● YOUR INSTRUCTIONS: In the entries below, count every line containing "selection". Reply with the number alone.

● RECORDS FOR PROCESSING:
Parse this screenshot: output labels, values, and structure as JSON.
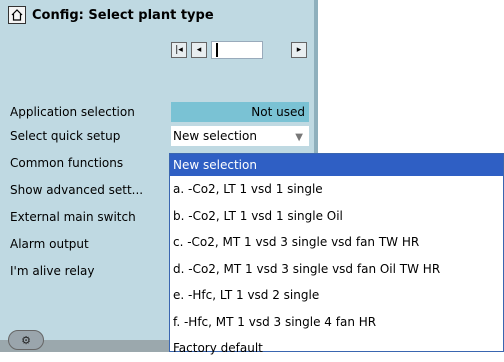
{
  "header": {
    "title": "Config: Select plant type"
  },
  "icons": {
    "home": "home-icon",
    "first": "skip-first-icon",
    "prev": "step-back-icon",
    "next": "step-forward-icon",
    "tool": "device-icon"
  },
  "rows": [
    {
      "label": "Application selection"
    },
    {
      "label": "Select quick setup"
    },
    {
      "label": "Common functions"
    },
    {
      "label": "Show advanced sett..."
    },
    {
      "label": "External main switch"
    },
    {
      "label": "Alarm output"
    },
    {
      "label": "I'm alive relay"
    }
  ],
  "values": {
    "application": "Not used",
    "quick_setup": "New selection"
  },
  "dropdown": {
    "options": [
      "New selection",
      "a. -Co2, LT 1 vsd 1 single",
      "b. -Co2, LT 1 vsd 1 single Oil",
      "c. -Co2, MT 1 vsd 3 single vsd fan TW HR",
      "d. -Co2, MT 1 vsd 3 single vsd fan Oil TW HR",
      "e. -Hfc, LT 1 vsd 2 single",
      "f. -Hfc, MT 1 vsd 3 single 4 fan HR",
      "Factory default"
    ]
  },
  "colors": {
    "panel": "#bfd9e2",
    "highlight": "#7ac2d4",
    "selection": "#2f5fc4"
  }
}
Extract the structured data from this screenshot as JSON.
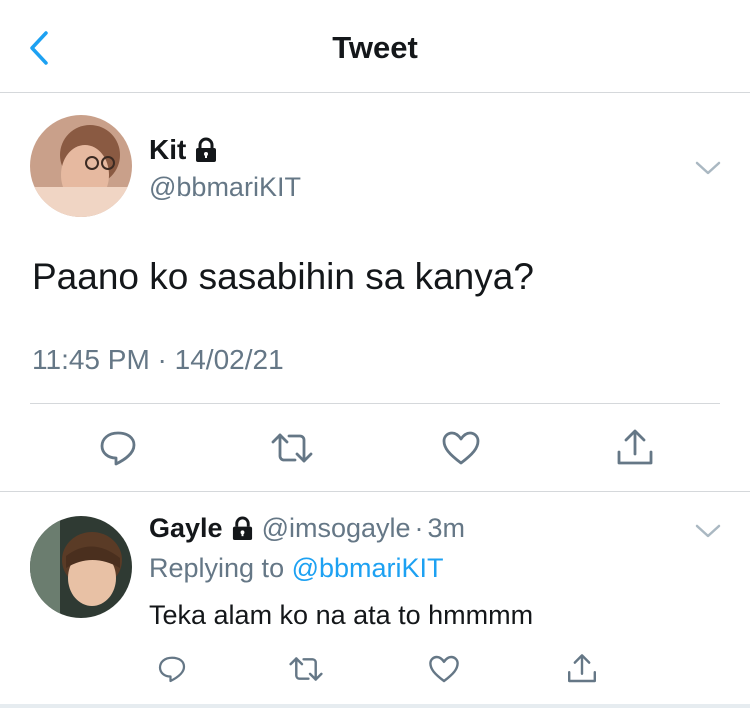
{
  "header": {
    "title": "Tweet"
  },
  "tweet": {
    "author_name": "Kit",
    "handle": "@bbmariKIT",
    "text": "Paano ko sasabihin sa kanya?",
    "timestamp": "11:45 PM · 14/02/21"
  },
  "reply": {
    "author_name": "Gayle",
    "handle": "@imsogayle",
    "separator": "·",
    "time": "3m",
    "replying_prefix": "Replying to",
    "replying_mention": "@bbmariKIT",
    "text": "Teka alam ko na ata to hmmmm"
  },
  "icons": {
    "back": "chevron-left-icon",
    "lock": "lock-icon",
    "more": "chevron-down-icon",
    "reply": "comment-icon",
    "retweet": "retweet-icon",
    "like": "heart-icon",
    "share": "share-icon"
  },
  "colors": {
    "accent": "#1da1f2",
    "text": "#14171a",
    "secondary": "#657786",
    "divider": "#d5d8db"
  }
}
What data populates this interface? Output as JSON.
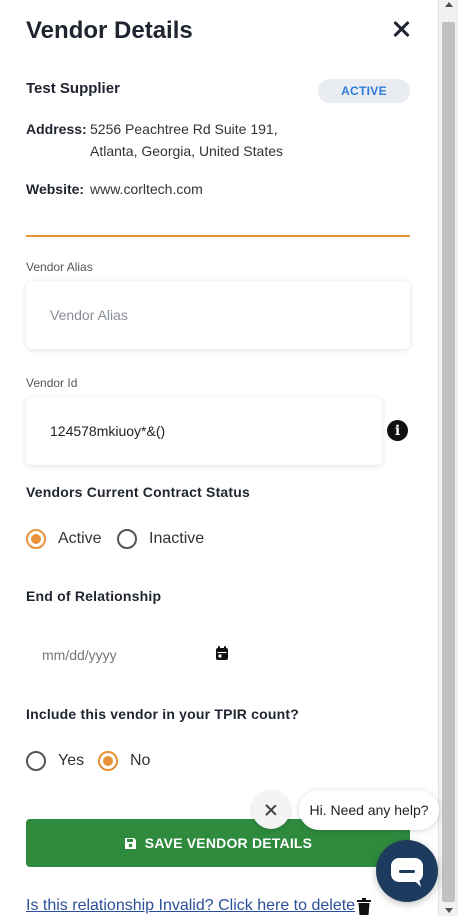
{
  "header": {
    "title": "Vendor Details"
  },
  "vendor": {
    "name": "Test Supplier",
    "status_badge": "ACTIVE",
    "address_label": "Address:",
    "address_line1": "5256 Peachtree Rd Suite 191,",
    "address_line2": "Atlanta, Georgia, United States",
    "website_label": "Website:",
    "website": "www.corltech.com"
  },
  "form": {
    "alias": {
      "label": "Vendor Alias",
      "placeholder": "Vendor Alias",
      "value": ""
    },
    "vendor_id": {
      "label": "Vendor Id",
      "value": "124578mkiuoy*&()"
    },
    "contract_status": {
      "title": "Vendors Current Contract Status",
      "options": [
        {
          "label": "Active",
          "selected": true
        },
        {
          "label": "Inactive",
          "selected": false
        }
      ]
    },
    "end_of_relationship": {
      "title": "End of Relationship",
      "placeholder": "mm/dd/yyyy"
    },
    "tpir": {
      "title": "Include this vendor in your TPIR count?",
      "options": [
        {
          "label": "Yes",
          "selected": false
        },
        {
          "label": "No",
          "selected": true
        }
      ]
    }
  },
  "actions": {
    "save_label": "SAVE VENDOR DETAILS",
    "delete_link": "Is this relationship Invalid? Click here to delete"
  },
  "chat": {
    "greeting": "Hi. Need any help?"
  },
  "colors": {
    "accent": "#e8913a",
    "save_button": "#2e8b3e",
    "badge_text": "#2e7bd6",
    "link": "#2b4f9b",
    "chat_launcher": "#1d3a5f"
  },
  "icons": [
    "close-icon",
    "info-icon",
    "calendar-icon",
    "save-icon",
    "trash-icon",
    "chat-icon"
  ]
}
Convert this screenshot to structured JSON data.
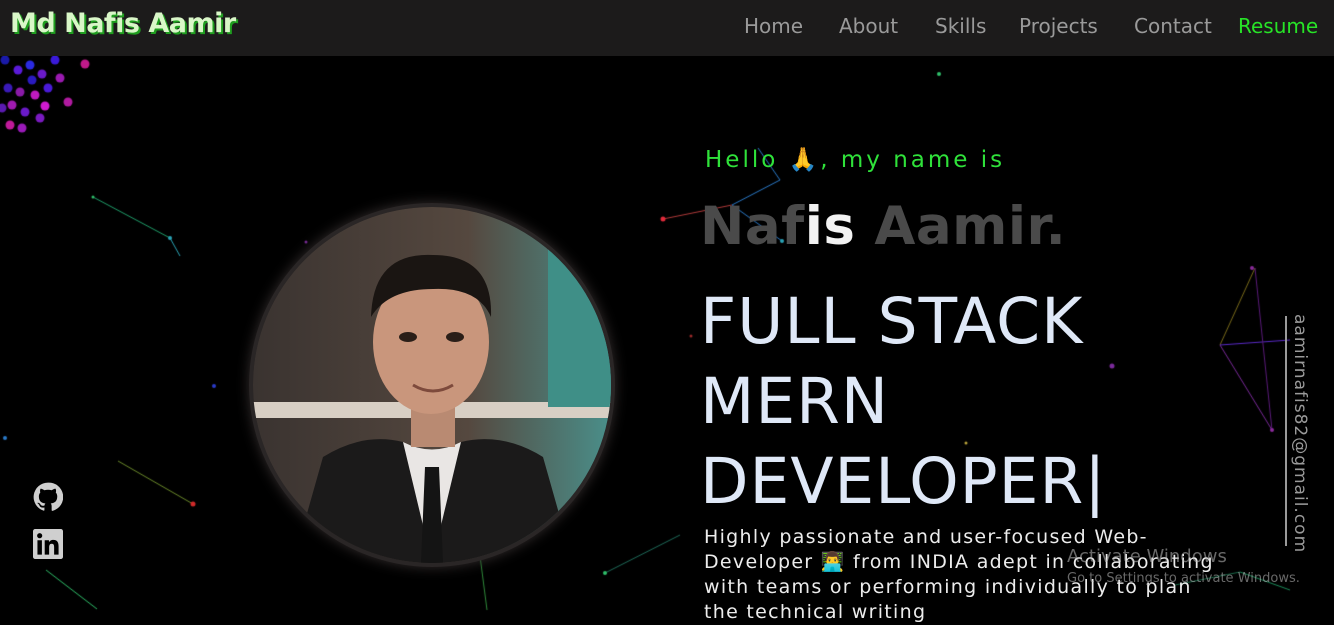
{
  "navbar": {
    "brand": "Md Nafis Aamir",
    "links": [
      "Home",
      "About",
      "Skills",
      "Projects",
      "Contact"
    ],
    "resume_label": "Resume"
  },
  "hero": {
    "greeting": "Hello 🙏, my name is",
    "name_dim_start": "Naf",
    "name_bright": "is",
    "name_dim_end": " Aamir.",
    "role_lines": [
      "FULL STACK",
      "MERN",
      "DEVELOPER|"
    ],
    "bio": "Highly passionate and user-focused Web-Developer 👨‍💻 from INDIA adept in collaborating with teams or performing individually to plan the technical writing"
  },
  "sidebar": {
    "social": [
      "github-icon",
      "linkedin-icon"
    ],
    "email": "aamirnafis82@gmail.com"
  },
  "watermark": {
    "title": "Activate Windows",
    "subtitle": "Go to Settings to activate Windows."
  },
  "colors": {
    "accent_green": "#27e327",
    "greeting_green": "#2fe23a",
    "background": "#000000",
    "navbar": "#1c1b1b"
  }
}
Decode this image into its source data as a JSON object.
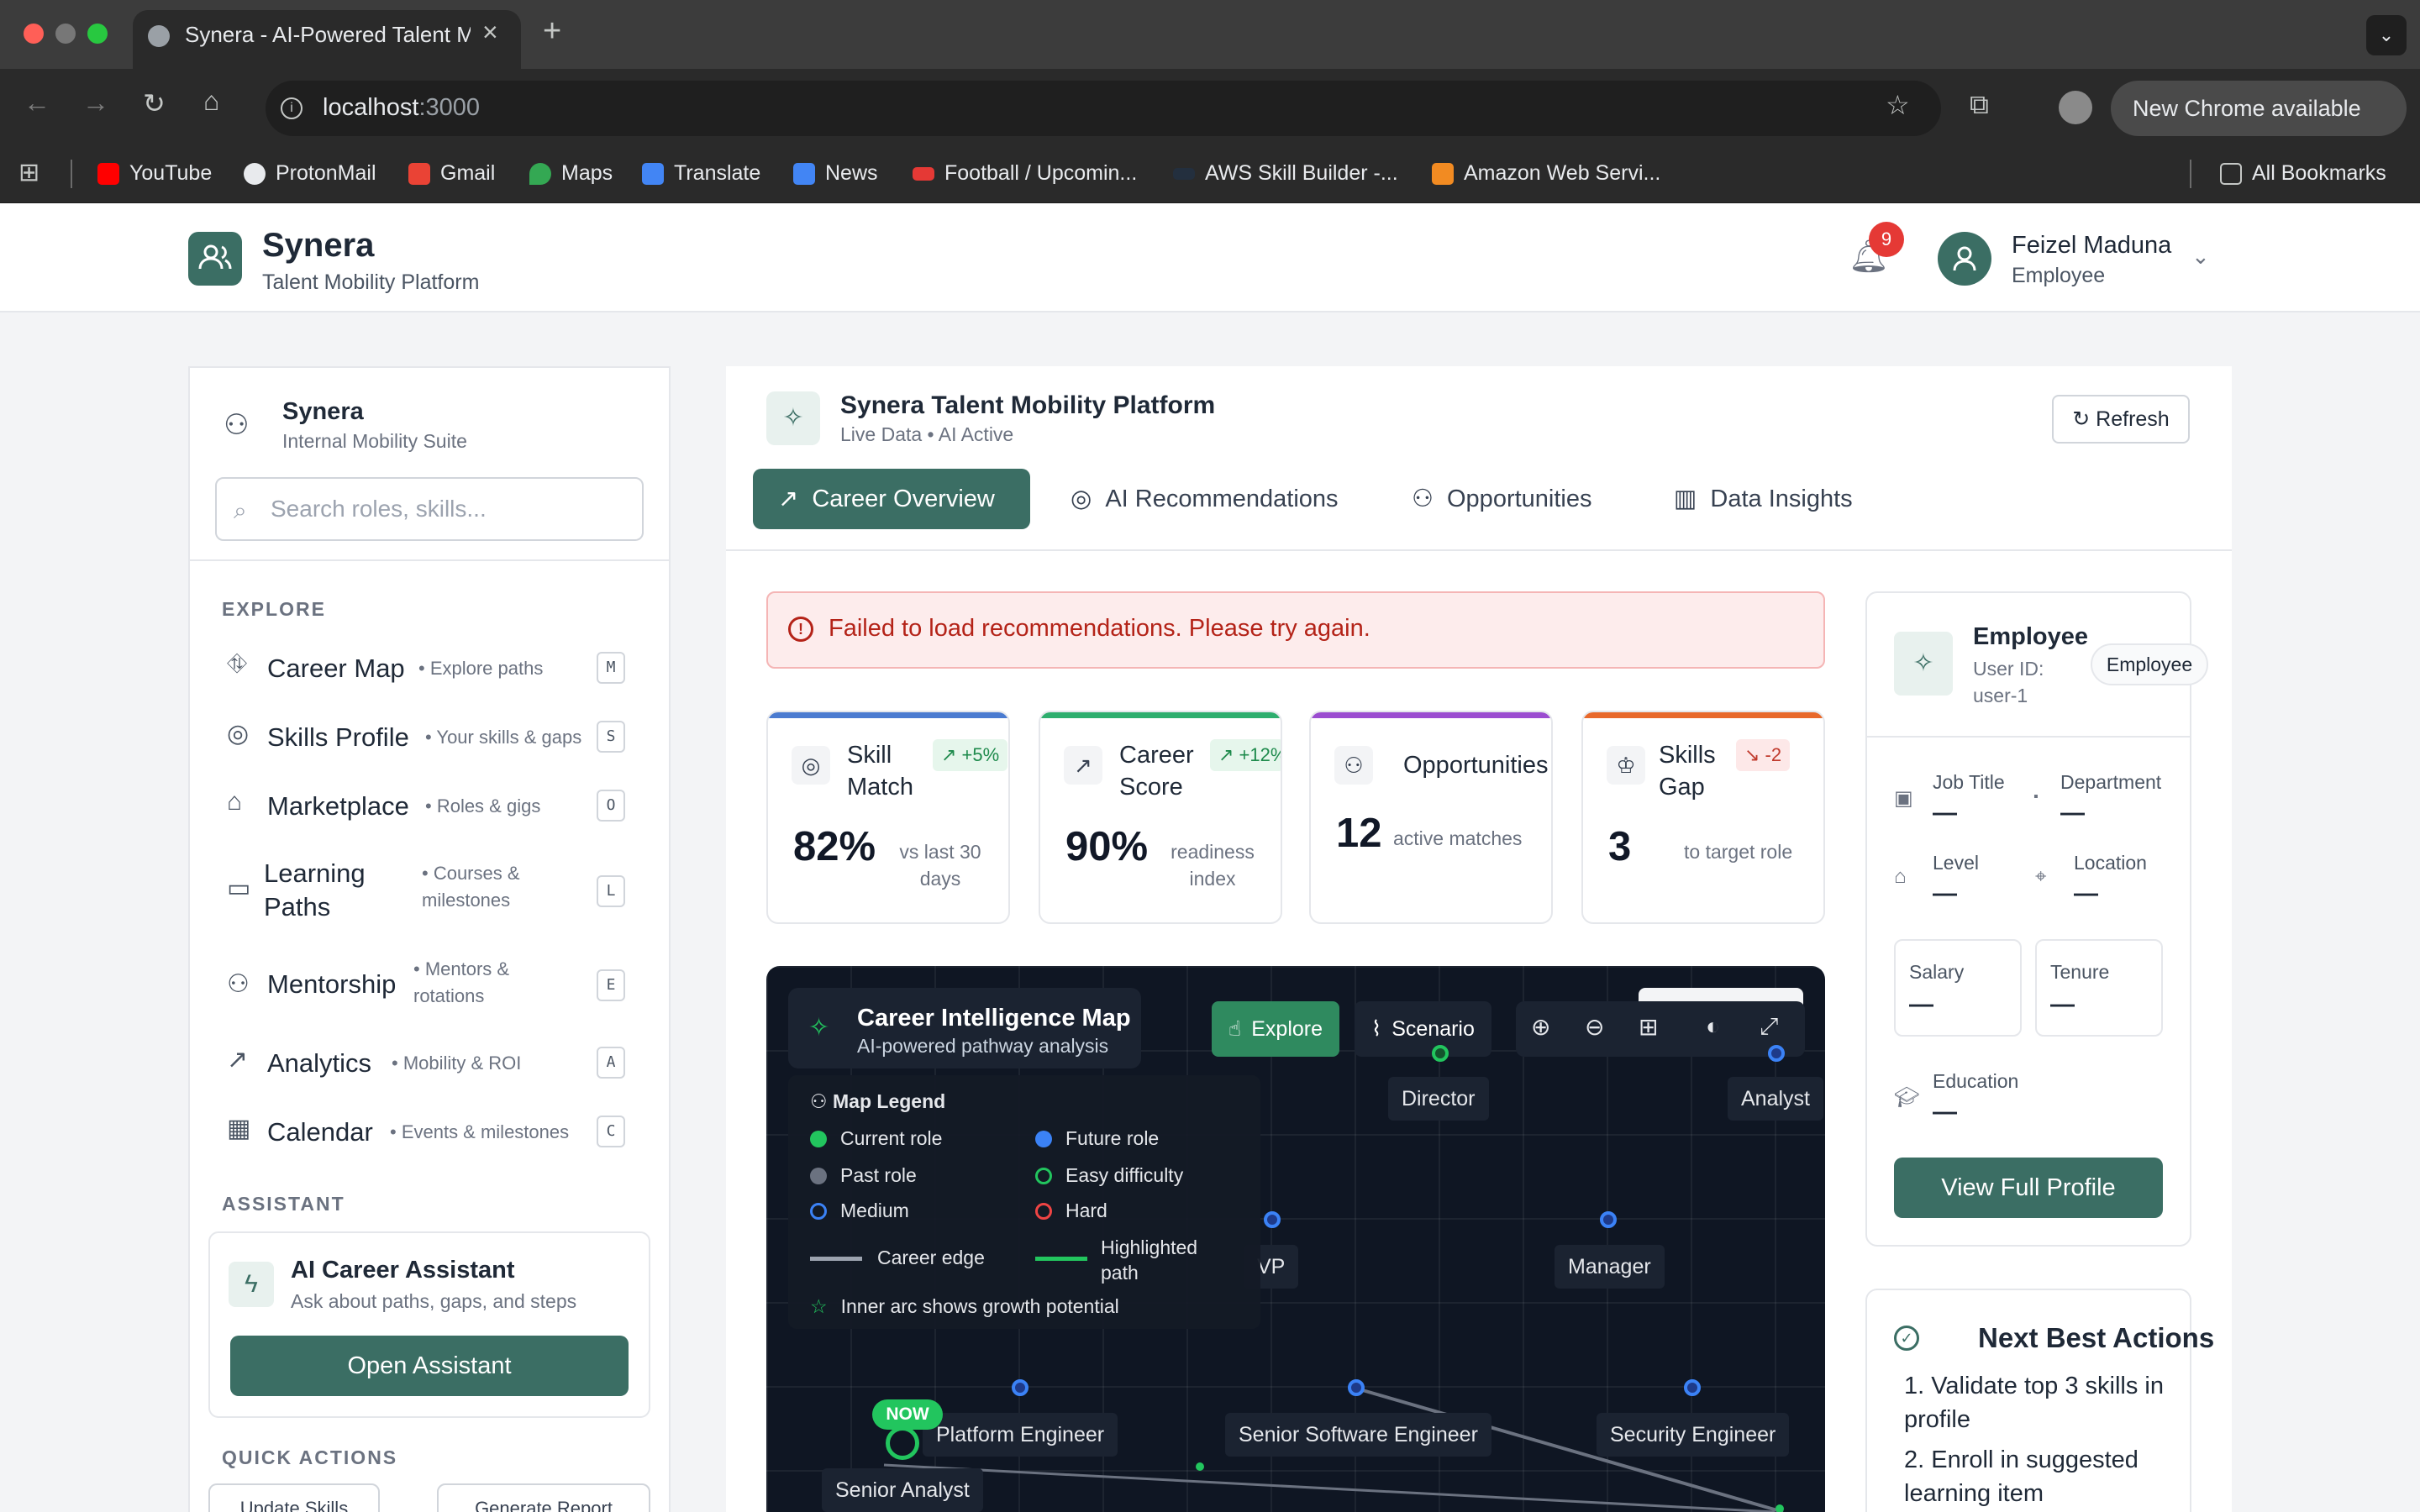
{
  "browser": {
    "tab_title": "Synera - AI-Powered Talent M",
    "url_host": "localhost",
    "url_port": ":3000",
    "new_chrome": "New Chrome available",
    "bookmarks": [
      "YouTube",
      "ProtonMail",
      "Gmail",
      "Maps",
      "Translate",
      "News",
      "Football / Upcomin...",
      "AWS Skill Builder -...",
      "Amazon Web Servi...",
      "All Bookmarks"
    ]
  },
  "header": {
    "brand": "Synera",
    "brand_sub": "Talent Mobility Platform",
    "notifications": "9",
    "user_name": "Feizel Maduna",
    "user_role": "Employee"
  },
  "sidebar": {
    "title": "Synera",
    "subtitle": "Internal Mobility Suite",
    "search_placeholder": "Search roles, skills...",
    "explore_label": "EXPLORE",
    "items": [
      {
        "label": "Career Map",
        "desc": "• Explore paths",
        "key": "M"
      },
      {
        "label": "Skills Profile",
        "desc": "• Your skills & gaps",
        "key": "S"
      },
      {
        "label": "Marketplace",
        "desc": "• Roles & gigs",
        "key": "O"
      },
      {
        "label": "Learning Paths",
        "desc": "• Courses & milestones",
        "key": "L"
      },
      {
        "label": "Mentorship",
        "desc": "• Mentors & rotations",
        "key": "E"
      },
      {
        "label": "Analytics",
        "desc": "• Mobility & ROI",
        "key": "A"
      },
      {
        "label": "Calendar",
        "desc": "• Events & milestones",
        "key": "C"
      }
    ],
    "assistant_label": "ASSISTANT",
    "assistant_title": "AI Career Assistant",
    "assistant_sub": "Ask about paths, gaps, and steps",
    "assistant_button": "Open Assistant",
    "quick_actions_label": "QUICK ACTIONS",
    "quick_actions": [
      "Update Skills",
      "Generate Report"
    ]
  },
  "main": {
    "title": "Synera Talent Mobility Platform",
    "subtitle": "Live Data • AI Active",
    "refresh": "Refresh",
    "tabs": [
      "Career Overview",
      "AI Recommendations",
      "Opportunities",
      "Data Insights"
    ],
    "alert": "Failed to load recommendations. Please try again.",
    "kpis": [
      {
        "label": "Skill Match",
        "trend": "↗ +5%",
        "value": "82%",
        "note": "vs last 30 days",
        "color": "#4a7bd0"
      },
      {
        "label": "Career Score",
        "trend": "↗ +12%",
        "value": "90%",
        "note": "readiness index",
        "color": "#2eae6e"
      },
      {
        "label": "Opportunities",
        "trend": "",
        "value": "12",
        "note": "active matches",
        "color": "#9b4dd0"
      },
      {
        "label": "Skills Gap",
        "trend": "↘ -2",
        "value": "3",
        "note": "to target role",
        "color": "#e8692b"
      }
    ]
  },
  "map": {
    "title": "Career Intelligence Map",
    "subtitle": "AI-powered pathway analysis",
    "explore": "Explore",
    "scenario": "Scenario",
    "legend_title": "Map Legend",
    "legend": {
      "current": "Current role",
      "future": "Future role",
      "past": "Past role",
      "easy": "Easy difficulty",
      "medium": "Medium",
      "hard": "Hard",
      "edge": "Career edge",
      "highlighted": "Highlighted path",
      "arc": "Inner arc shows growth potential"
    },
    "nodes": [
      "Director",
      "Analyst",
      "VP",
      "Manager",
      "Platform Engineer",
      "Senior Software Engineer",
      "Security Engineer",
      "Senior Analyst"
    ],
    "now_badge": "NOW"
  },
  "profile": {
    "name": "Employee",
    "user_id": "User ID: user-1",
    "pill": "Employee",
    "fields": [
      {
        "label": "Job Title",
        "value": "—"
      },
      {
        "label": "Department",
        "value": "—"
      },
      {
        "label": "Level",
        "value": "—"
      },
      {
        "label": "Location",
        "value": "—"
      },
      {
        "label": "Salary",
        "value": "—"
      },
      {
        "label": "Tenure",
        "value": "—"
      },
      {
        "label": "Education",
        "value": "—"
      }
    ],
    "button": "View Full Profile"
  },
  "next_actions": {
    "title": "Next Best Actions",
    "items": [
      "1. Validate top 3 skills in profile",
      "2. Enroll in suggested learning item"
    ]
  }
}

● WRITTEN ANSWER: 4